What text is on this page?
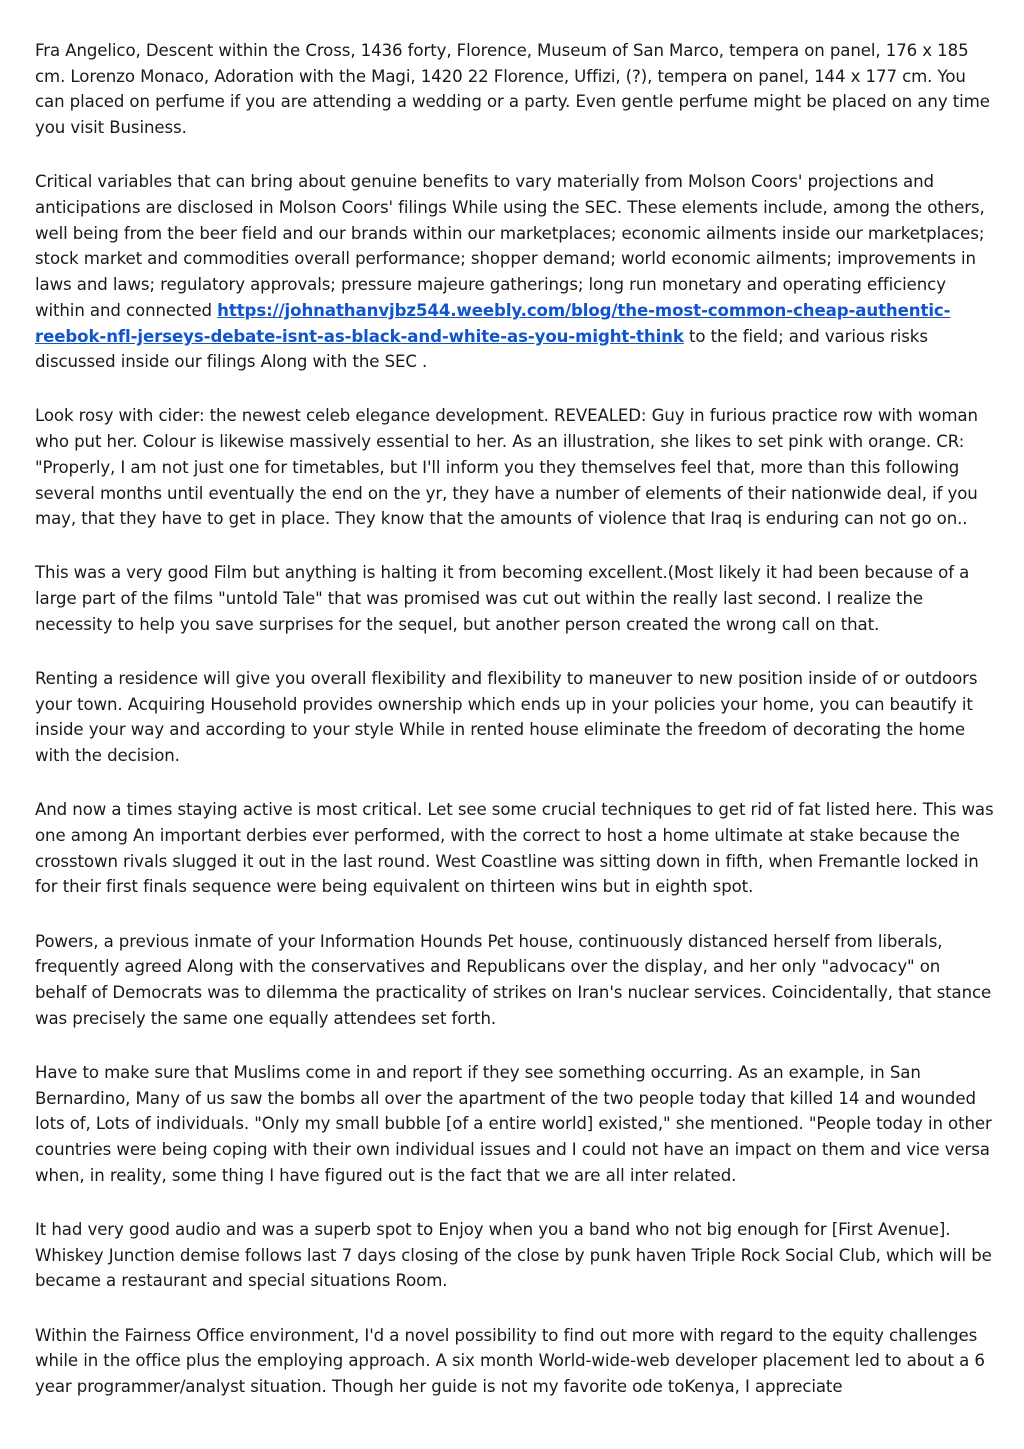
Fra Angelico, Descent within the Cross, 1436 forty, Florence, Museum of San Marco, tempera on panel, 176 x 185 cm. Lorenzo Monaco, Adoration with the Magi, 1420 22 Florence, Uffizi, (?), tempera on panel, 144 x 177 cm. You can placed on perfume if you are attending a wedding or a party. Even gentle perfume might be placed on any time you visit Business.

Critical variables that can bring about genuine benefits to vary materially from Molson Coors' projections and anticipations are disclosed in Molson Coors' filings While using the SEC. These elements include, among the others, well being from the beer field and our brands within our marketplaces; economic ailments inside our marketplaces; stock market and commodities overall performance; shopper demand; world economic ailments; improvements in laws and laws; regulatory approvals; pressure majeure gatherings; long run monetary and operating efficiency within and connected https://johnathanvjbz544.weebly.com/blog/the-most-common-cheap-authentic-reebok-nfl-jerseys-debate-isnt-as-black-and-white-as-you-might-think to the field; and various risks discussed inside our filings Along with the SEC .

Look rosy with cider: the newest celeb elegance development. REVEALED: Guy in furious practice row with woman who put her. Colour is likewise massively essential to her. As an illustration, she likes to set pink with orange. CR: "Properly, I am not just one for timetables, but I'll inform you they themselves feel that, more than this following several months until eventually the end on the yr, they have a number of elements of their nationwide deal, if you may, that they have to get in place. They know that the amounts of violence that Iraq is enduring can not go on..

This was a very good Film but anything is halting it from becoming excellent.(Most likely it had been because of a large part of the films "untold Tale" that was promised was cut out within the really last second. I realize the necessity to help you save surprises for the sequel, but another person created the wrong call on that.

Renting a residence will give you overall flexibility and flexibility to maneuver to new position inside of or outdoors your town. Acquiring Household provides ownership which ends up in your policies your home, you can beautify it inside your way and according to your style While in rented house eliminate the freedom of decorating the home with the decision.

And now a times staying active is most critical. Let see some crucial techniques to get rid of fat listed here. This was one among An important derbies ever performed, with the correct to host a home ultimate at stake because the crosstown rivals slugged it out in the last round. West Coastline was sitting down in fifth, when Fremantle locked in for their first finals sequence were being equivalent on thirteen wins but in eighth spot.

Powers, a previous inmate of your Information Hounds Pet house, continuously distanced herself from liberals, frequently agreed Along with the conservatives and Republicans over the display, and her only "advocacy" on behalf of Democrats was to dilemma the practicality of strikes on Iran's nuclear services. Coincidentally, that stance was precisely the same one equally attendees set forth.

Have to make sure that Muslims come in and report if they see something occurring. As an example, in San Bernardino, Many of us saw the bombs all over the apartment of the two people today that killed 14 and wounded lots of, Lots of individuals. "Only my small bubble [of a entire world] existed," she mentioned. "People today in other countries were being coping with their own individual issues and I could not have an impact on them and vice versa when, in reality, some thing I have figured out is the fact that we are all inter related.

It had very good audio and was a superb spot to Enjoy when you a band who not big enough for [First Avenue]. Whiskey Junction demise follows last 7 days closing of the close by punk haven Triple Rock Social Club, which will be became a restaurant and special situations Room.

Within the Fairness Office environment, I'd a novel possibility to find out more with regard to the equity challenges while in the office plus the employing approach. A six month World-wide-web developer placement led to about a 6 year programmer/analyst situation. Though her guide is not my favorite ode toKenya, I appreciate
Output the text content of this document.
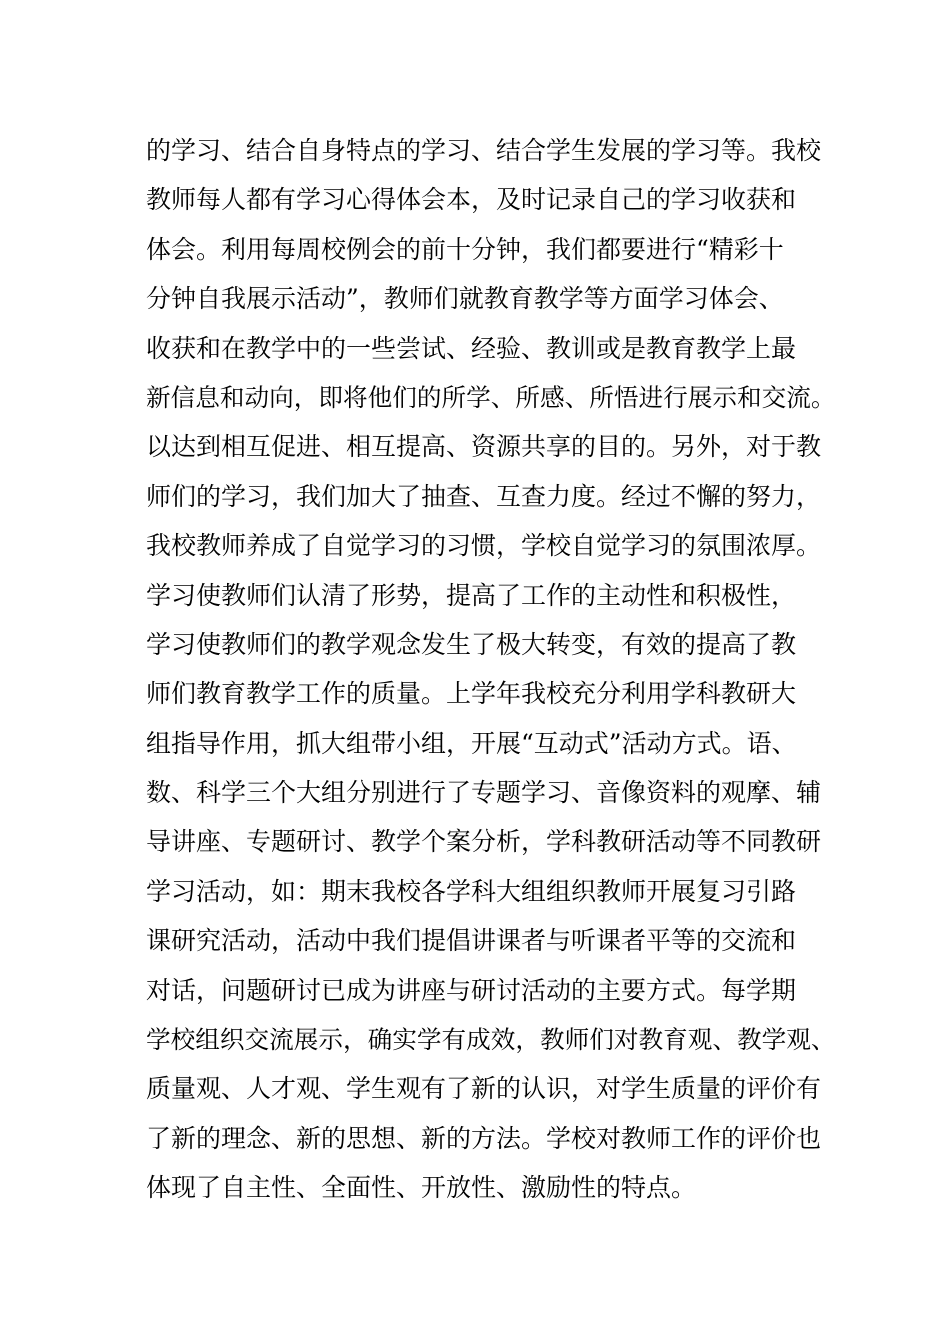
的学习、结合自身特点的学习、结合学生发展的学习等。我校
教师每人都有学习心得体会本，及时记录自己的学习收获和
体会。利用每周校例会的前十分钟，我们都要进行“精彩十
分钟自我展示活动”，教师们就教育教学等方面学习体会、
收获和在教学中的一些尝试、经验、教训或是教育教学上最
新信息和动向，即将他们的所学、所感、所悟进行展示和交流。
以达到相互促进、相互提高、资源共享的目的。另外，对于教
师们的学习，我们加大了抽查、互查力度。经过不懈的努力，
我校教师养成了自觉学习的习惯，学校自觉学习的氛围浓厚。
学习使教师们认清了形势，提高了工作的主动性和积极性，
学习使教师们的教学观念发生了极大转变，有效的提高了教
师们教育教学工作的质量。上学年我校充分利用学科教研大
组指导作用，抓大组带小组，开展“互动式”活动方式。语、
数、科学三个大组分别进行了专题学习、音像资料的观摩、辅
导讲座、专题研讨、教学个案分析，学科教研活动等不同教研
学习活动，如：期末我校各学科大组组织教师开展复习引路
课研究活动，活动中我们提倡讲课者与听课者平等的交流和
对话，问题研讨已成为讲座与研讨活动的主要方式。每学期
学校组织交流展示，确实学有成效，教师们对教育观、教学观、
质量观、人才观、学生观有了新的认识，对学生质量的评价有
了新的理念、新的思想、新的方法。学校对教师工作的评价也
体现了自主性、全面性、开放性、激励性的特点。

▬▬▬▬▬▬▬▬▬▬

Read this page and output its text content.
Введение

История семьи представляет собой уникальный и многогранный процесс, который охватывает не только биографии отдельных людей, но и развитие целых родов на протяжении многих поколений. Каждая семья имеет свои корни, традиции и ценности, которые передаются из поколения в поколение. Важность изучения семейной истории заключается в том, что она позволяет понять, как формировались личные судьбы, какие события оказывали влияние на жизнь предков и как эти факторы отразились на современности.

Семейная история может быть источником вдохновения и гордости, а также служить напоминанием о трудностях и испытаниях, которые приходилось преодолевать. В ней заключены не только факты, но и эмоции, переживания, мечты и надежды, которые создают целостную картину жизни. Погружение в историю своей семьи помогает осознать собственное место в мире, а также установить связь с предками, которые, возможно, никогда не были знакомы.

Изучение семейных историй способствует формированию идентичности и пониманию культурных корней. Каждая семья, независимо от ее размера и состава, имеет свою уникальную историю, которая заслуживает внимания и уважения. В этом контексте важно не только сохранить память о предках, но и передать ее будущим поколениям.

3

▬▬▬▬▬▬▬▬▬▬

• OBJECTIVE
Find each line with the string "семья" and copy it out.

• EXERCISE ANSWER
История семьи представляет собой уникальный и многогранный процесс, который охватывает не только биографии отдельных людей, но и развитие целых родов на протяжении многих поколений. Каждая семья имеет свои корни, традиции и ценности, которые передаются из поколения в поколение. Важность изучения семейной истории заключается в том, что она позволяет понять, как формировались личные судьбы, какие события оказывали влияние на жизнь предков и как эти факторы отразились на современности.
Изучение семейных историй способствует формированию идентичности и пониманию культурных корней. Каждая семья, независимо от ее размера и состава, имеет свою уникальную историю, которая заслуживает внимания и уважения. В этом контексте важно не только сохранить память о предках, но и передать ее будущим поколениям.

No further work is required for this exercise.